### EXERCISE DESCRIPTION
Using the records below, report how many lines hold "this", with no extra text.

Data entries
☆ ☆ ☆ ☆

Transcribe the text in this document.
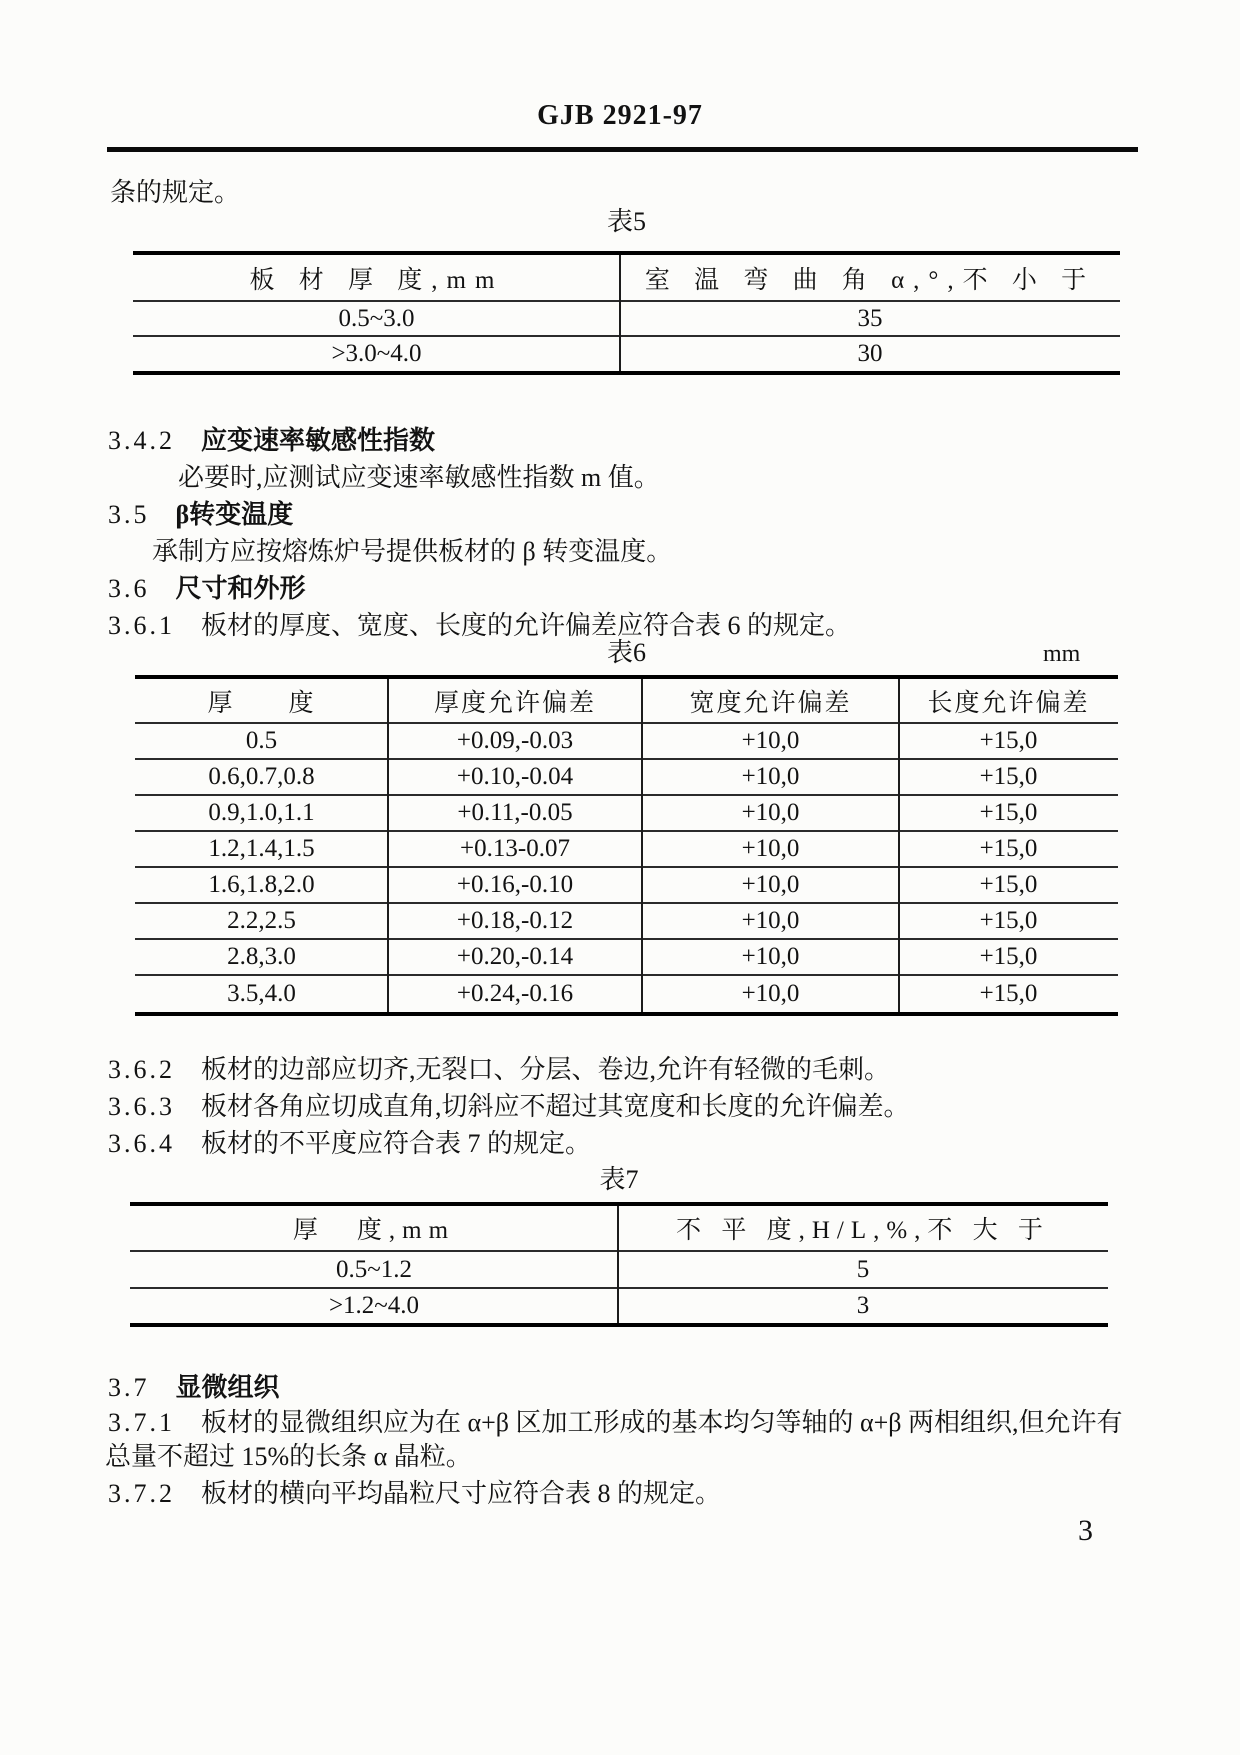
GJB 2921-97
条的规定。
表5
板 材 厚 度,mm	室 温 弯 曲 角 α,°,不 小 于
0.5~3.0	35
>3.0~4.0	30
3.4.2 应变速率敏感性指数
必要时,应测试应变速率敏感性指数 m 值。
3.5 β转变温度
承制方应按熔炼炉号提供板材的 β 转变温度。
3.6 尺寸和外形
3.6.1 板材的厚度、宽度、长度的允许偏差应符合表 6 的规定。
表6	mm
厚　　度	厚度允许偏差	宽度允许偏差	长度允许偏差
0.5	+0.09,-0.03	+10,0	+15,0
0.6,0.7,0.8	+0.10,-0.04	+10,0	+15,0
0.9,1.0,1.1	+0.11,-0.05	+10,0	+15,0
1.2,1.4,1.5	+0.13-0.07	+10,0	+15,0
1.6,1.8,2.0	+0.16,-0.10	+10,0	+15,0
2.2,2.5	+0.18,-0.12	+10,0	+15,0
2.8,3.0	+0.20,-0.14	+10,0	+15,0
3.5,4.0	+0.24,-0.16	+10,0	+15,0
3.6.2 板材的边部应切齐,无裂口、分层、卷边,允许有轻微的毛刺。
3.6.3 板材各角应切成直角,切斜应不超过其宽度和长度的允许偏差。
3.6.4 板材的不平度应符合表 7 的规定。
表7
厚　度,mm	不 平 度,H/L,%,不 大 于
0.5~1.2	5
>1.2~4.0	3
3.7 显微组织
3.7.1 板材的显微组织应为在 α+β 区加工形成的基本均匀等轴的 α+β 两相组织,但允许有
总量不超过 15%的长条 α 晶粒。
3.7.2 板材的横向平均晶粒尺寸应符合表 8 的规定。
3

☆ ☆ ☆ ☆

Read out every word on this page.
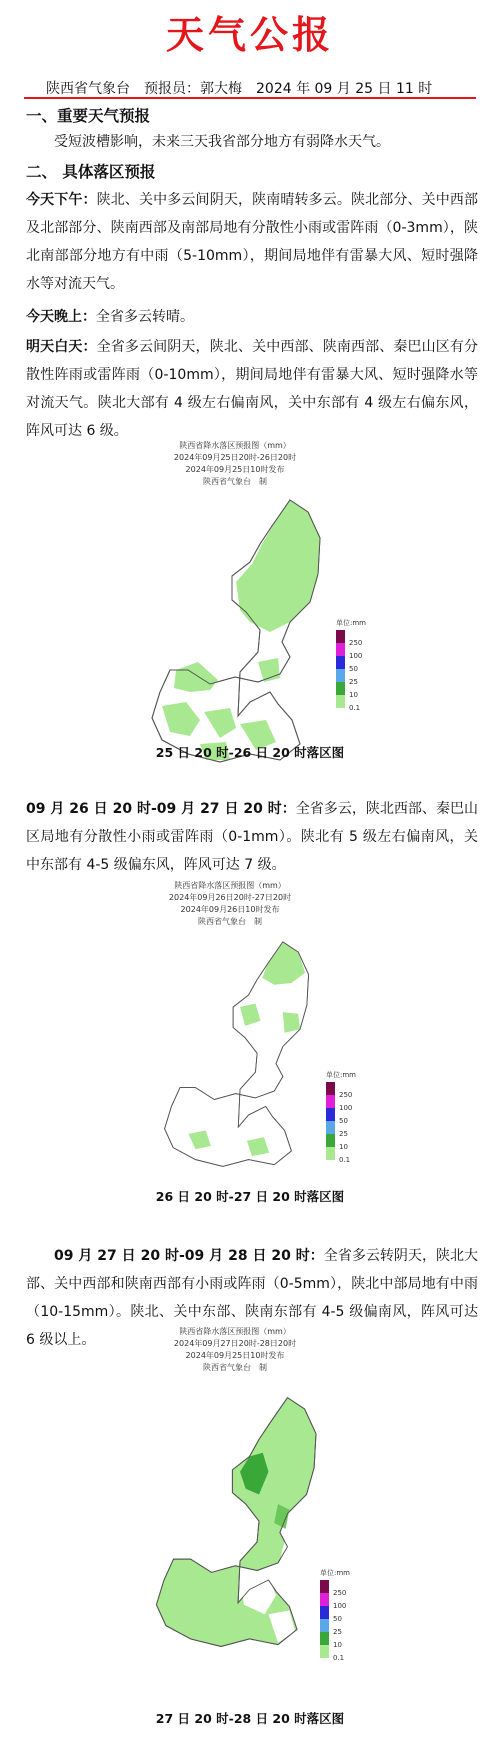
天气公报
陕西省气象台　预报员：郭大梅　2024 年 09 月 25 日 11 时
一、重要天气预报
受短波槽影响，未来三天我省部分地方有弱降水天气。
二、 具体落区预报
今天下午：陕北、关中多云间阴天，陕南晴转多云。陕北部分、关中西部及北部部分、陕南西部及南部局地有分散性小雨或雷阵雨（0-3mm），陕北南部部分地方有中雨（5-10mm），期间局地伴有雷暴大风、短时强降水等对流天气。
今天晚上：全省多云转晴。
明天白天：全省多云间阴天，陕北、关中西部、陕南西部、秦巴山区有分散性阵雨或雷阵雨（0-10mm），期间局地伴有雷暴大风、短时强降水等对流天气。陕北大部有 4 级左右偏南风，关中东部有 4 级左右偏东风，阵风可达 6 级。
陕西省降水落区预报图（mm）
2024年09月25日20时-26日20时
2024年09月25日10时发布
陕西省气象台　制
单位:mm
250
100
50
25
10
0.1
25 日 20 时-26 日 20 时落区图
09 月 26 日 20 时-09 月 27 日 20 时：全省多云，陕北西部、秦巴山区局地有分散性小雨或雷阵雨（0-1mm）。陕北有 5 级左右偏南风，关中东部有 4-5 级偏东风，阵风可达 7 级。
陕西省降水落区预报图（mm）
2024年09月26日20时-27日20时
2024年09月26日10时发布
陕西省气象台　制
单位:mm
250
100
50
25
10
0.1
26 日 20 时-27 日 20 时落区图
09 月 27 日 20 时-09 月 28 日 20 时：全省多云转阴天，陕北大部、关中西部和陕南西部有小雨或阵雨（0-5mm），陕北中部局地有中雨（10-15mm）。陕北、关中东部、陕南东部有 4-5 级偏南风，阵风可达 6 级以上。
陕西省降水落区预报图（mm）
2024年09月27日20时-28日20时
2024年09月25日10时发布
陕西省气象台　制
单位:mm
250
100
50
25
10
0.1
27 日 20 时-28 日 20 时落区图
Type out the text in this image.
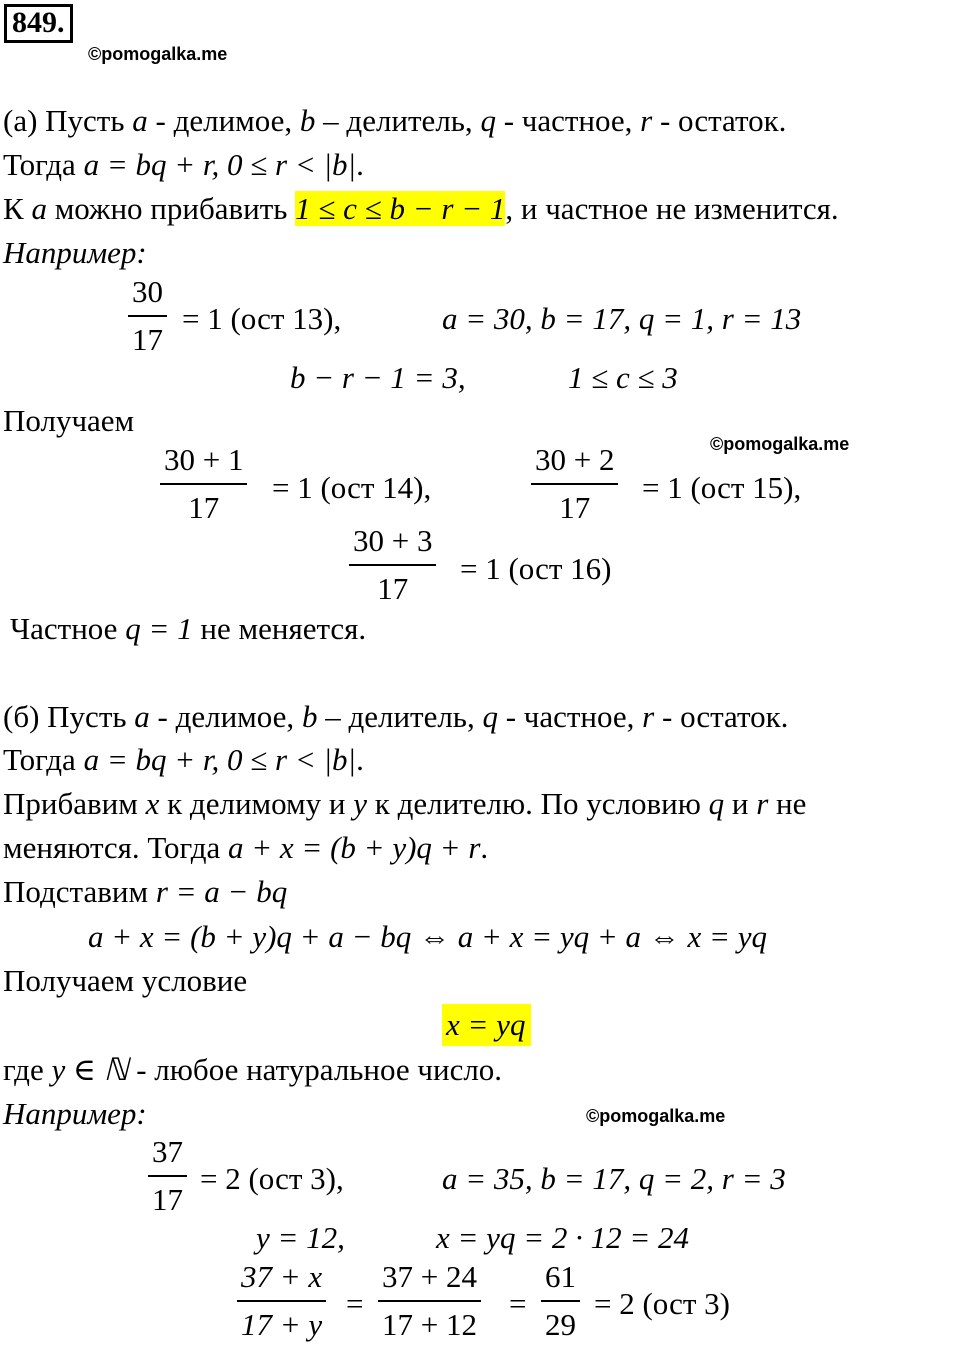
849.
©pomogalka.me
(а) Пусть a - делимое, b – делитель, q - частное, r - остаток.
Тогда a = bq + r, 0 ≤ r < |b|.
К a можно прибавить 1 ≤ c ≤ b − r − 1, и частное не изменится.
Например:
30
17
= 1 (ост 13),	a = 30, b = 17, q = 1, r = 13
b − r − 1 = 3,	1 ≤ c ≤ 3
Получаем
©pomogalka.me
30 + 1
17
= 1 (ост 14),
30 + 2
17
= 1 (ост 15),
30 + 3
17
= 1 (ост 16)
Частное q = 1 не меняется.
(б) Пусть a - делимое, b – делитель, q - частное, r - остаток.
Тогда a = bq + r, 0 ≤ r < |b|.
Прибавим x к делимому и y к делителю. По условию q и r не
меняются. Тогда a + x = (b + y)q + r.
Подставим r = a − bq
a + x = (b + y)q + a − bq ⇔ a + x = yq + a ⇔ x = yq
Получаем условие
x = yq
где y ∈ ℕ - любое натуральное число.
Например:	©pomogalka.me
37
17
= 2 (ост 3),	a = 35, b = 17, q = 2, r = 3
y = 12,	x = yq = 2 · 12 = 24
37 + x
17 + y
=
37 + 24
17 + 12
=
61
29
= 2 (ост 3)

☆ ☆ ☆ ☆

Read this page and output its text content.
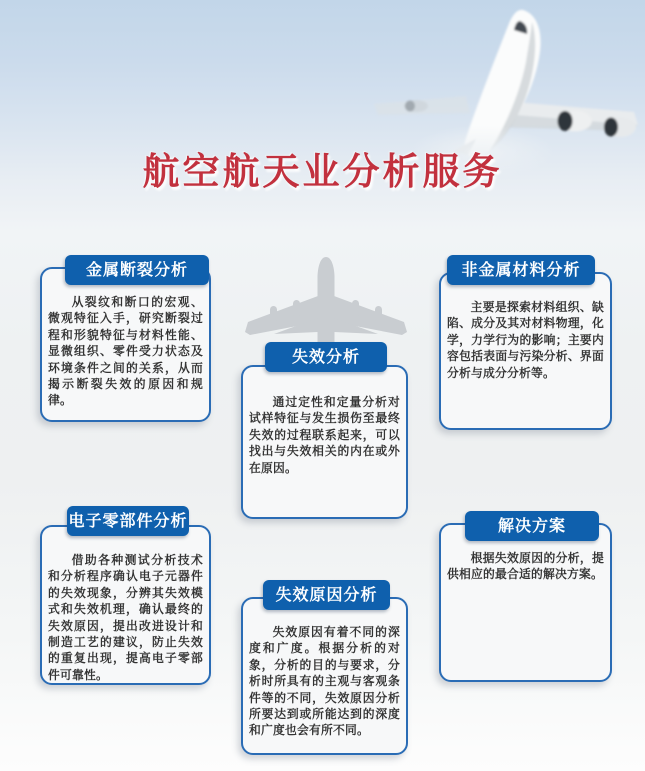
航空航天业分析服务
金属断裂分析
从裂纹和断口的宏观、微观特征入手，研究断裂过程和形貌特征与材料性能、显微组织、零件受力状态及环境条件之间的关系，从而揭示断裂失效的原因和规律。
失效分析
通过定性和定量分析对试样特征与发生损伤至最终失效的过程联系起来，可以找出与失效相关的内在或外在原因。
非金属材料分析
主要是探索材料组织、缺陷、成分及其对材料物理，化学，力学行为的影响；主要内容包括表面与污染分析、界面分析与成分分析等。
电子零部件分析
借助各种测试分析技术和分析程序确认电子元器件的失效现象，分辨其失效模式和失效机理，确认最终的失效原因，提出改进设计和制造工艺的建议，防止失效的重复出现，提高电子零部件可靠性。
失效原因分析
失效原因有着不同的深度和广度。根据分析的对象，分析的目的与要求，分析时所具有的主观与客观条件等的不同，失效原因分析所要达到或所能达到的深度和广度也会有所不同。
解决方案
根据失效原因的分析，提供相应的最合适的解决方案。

☆ ☆ ☆ ☆

### EXPECTED OUTPUT
4